- **Written instruction**
Gather all lines with "Power" from the records.

⟨

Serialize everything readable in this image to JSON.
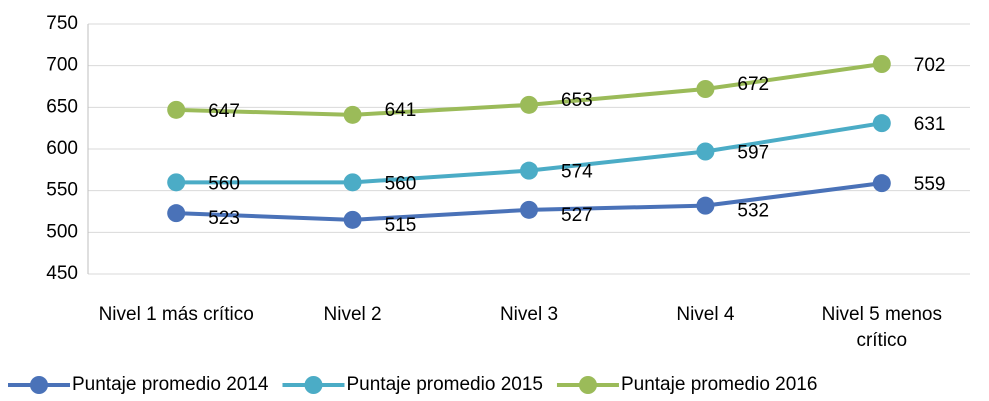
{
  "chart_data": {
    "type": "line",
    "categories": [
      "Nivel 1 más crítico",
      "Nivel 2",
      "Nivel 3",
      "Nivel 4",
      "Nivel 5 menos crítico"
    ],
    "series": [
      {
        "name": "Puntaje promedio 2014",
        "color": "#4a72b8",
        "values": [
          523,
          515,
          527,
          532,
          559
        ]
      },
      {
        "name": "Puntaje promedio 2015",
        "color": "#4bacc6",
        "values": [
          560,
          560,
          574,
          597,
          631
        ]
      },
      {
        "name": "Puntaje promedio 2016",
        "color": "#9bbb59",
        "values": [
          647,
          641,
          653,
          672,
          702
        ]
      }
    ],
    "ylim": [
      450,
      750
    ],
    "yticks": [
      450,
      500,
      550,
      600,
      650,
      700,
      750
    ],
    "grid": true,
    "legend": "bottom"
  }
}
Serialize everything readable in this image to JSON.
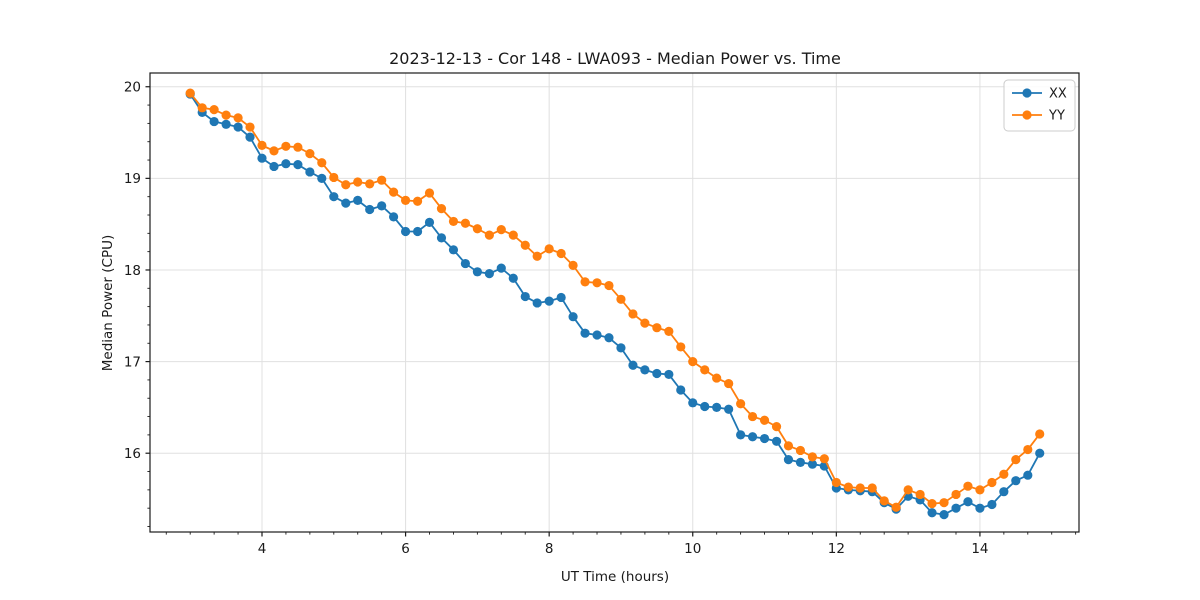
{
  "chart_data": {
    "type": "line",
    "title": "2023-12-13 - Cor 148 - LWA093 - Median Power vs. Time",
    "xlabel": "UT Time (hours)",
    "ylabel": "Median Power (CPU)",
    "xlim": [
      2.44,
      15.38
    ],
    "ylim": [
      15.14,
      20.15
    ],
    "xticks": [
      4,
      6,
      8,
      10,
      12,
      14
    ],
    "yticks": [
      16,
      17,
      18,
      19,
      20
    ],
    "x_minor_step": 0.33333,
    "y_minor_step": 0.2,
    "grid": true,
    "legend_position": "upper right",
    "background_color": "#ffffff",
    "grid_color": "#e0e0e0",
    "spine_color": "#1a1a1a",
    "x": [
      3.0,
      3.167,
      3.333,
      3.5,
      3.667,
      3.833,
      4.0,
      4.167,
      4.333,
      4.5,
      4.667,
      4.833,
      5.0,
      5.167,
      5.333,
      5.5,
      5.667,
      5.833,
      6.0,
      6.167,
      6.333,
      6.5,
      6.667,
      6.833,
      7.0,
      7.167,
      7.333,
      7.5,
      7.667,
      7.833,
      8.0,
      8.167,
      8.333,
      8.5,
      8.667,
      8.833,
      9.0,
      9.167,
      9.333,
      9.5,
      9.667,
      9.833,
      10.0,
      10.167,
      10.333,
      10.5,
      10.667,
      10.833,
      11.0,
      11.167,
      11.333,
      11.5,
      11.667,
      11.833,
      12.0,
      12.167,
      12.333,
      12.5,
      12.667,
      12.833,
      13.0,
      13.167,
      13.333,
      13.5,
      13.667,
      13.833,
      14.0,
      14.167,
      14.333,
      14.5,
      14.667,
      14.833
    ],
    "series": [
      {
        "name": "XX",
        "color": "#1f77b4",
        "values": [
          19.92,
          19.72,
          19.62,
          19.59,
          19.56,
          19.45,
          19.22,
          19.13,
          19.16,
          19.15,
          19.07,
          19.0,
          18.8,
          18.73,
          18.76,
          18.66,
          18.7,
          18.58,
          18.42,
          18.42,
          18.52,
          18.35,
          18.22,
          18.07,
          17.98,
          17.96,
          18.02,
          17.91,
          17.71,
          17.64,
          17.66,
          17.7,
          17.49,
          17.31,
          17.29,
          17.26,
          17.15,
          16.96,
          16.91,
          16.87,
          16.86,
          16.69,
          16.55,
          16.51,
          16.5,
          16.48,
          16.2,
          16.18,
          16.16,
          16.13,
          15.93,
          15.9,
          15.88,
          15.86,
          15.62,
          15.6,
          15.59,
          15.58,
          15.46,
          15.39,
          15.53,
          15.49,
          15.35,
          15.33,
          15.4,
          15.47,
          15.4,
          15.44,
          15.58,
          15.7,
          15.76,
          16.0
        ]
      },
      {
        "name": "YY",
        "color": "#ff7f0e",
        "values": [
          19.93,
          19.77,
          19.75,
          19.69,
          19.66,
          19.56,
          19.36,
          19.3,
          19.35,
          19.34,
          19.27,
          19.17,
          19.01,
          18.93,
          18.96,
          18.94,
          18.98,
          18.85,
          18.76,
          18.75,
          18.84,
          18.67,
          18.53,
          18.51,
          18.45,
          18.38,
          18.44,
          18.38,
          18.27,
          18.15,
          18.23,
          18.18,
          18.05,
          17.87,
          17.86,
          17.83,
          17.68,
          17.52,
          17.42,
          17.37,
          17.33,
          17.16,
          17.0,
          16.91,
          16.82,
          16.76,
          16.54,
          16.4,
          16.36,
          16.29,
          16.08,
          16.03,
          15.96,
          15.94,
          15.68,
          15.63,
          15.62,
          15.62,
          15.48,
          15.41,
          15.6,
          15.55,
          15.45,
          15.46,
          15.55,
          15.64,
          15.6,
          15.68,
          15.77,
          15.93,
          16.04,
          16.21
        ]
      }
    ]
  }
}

⟩
⟨

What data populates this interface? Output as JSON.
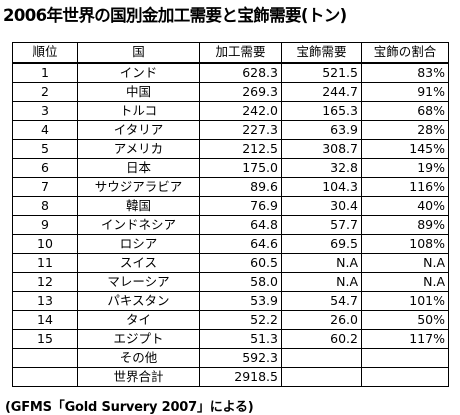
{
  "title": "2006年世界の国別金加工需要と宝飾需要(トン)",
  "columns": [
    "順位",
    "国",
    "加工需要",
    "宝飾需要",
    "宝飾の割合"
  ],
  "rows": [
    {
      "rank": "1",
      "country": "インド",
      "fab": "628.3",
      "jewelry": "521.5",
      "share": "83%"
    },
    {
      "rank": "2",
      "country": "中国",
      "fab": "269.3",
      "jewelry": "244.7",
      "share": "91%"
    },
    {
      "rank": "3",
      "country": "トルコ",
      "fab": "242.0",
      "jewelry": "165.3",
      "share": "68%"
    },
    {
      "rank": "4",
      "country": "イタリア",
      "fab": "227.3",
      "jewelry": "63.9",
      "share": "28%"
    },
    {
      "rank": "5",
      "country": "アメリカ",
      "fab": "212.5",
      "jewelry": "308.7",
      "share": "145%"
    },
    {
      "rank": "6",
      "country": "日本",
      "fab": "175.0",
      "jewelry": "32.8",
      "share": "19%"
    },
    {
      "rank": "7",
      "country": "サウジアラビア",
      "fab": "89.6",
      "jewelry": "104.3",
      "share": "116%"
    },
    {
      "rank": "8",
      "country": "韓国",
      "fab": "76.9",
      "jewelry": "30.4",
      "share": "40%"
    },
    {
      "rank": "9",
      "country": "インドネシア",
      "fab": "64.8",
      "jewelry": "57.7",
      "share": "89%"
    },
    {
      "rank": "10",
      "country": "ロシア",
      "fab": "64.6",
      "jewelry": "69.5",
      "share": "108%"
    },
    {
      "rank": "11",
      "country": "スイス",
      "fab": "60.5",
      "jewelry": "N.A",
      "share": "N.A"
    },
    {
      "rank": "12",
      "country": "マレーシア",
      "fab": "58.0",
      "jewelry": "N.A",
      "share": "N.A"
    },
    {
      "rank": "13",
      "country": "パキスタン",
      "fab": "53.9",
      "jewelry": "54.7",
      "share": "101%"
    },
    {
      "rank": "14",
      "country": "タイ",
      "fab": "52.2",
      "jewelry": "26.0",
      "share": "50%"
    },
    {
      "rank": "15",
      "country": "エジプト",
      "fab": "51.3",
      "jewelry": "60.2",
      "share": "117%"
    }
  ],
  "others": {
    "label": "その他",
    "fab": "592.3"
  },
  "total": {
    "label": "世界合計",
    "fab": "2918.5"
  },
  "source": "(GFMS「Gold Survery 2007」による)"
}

⟩
⟨

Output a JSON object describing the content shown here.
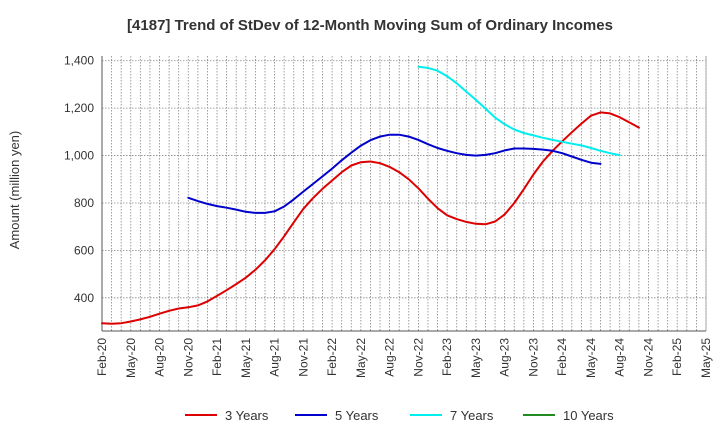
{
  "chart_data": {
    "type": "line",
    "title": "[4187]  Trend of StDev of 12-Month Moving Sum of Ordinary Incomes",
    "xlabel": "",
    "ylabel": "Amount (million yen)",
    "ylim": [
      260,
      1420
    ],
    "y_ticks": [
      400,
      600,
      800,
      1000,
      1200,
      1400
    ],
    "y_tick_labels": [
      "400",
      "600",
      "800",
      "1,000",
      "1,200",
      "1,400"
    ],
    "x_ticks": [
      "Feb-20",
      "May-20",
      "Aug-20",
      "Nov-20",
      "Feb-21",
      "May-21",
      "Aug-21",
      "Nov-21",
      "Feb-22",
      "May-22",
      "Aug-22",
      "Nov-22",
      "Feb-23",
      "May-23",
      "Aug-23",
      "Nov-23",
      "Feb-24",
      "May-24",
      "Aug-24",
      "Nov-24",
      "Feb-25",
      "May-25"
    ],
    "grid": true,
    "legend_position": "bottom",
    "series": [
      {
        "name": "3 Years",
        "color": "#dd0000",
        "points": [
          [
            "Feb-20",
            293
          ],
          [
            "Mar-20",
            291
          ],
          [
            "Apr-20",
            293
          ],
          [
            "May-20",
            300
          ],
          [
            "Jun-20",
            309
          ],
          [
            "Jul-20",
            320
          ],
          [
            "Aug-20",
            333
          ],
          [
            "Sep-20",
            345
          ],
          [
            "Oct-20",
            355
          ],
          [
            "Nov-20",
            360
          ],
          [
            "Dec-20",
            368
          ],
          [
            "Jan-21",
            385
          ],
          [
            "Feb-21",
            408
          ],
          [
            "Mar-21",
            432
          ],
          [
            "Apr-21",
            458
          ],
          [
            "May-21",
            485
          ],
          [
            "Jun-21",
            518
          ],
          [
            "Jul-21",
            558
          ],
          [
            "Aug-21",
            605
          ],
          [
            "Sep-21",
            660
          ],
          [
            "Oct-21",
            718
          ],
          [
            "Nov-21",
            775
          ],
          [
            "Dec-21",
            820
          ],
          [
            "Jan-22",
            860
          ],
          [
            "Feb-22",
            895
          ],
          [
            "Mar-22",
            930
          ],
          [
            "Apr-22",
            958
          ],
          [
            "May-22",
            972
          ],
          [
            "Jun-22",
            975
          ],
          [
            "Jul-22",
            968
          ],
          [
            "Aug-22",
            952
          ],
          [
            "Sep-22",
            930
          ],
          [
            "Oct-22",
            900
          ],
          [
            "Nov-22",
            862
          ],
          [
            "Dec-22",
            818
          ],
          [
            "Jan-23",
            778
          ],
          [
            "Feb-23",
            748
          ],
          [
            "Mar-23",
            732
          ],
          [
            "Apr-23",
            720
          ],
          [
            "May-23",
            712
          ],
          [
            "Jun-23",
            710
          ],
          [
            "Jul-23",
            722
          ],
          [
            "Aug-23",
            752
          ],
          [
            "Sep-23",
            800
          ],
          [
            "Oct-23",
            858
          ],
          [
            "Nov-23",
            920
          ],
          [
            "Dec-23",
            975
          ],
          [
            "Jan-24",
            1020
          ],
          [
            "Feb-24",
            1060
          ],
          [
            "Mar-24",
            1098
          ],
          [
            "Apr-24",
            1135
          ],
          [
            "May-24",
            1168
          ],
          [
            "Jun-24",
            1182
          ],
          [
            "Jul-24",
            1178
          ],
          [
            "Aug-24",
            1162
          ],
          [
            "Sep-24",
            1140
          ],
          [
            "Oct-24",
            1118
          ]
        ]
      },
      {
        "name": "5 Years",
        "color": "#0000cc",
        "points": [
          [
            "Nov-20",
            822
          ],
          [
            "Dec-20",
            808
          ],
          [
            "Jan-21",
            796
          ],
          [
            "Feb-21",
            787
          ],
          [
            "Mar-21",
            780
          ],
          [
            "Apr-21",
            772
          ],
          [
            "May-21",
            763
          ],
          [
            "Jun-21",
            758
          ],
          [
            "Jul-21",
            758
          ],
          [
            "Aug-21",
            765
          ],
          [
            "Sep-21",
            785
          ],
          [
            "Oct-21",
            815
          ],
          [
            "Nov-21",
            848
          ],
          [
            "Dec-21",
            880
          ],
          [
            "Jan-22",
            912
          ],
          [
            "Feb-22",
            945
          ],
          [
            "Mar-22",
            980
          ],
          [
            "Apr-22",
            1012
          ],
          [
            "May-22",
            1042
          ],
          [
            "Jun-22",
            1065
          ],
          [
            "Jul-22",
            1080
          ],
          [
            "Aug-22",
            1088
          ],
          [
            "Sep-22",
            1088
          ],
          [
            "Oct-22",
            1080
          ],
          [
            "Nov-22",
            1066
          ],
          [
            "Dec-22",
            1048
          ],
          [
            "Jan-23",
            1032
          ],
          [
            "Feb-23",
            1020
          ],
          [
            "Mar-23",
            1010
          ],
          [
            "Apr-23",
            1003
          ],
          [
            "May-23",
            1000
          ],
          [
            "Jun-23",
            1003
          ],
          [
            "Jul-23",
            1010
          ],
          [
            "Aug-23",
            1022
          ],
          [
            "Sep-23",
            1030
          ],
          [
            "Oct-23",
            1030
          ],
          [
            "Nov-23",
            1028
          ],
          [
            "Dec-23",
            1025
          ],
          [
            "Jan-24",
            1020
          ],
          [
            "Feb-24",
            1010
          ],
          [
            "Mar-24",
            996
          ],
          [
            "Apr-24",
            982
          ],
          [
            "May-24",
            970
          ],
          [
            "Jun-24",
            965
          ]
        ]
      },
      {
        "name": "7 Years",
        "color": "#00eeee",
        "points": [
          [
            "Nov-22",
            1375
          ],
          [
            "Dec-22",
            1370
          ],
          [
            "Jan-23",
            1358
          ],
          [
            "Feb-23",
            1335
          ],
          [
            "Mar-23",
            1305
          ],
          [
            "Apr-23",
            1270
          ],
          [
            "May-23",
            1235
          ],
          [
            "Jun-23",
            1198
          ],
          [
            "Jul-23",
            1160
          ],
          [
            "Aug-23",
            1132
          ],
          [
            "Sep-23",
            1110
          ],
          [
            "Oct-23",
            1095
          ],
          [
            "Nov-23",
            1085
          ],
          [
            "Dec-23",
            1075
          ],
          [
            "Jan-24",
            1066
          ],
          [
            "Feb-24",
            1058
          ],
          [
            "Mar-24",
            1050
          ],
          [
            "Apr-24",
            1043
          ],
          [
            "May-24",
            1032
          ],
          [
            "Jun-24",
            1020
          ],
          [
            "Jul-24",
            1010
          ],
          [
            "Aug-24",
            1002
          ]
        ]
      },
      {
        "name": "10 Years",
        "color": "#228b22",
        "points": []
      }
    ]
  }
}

⟩

- **Written solution**
    "title": "2023-12-13 - Cor 148 - LWA093 - Median Power vs. Time",
    "ylabel": "Median Power (CPU)",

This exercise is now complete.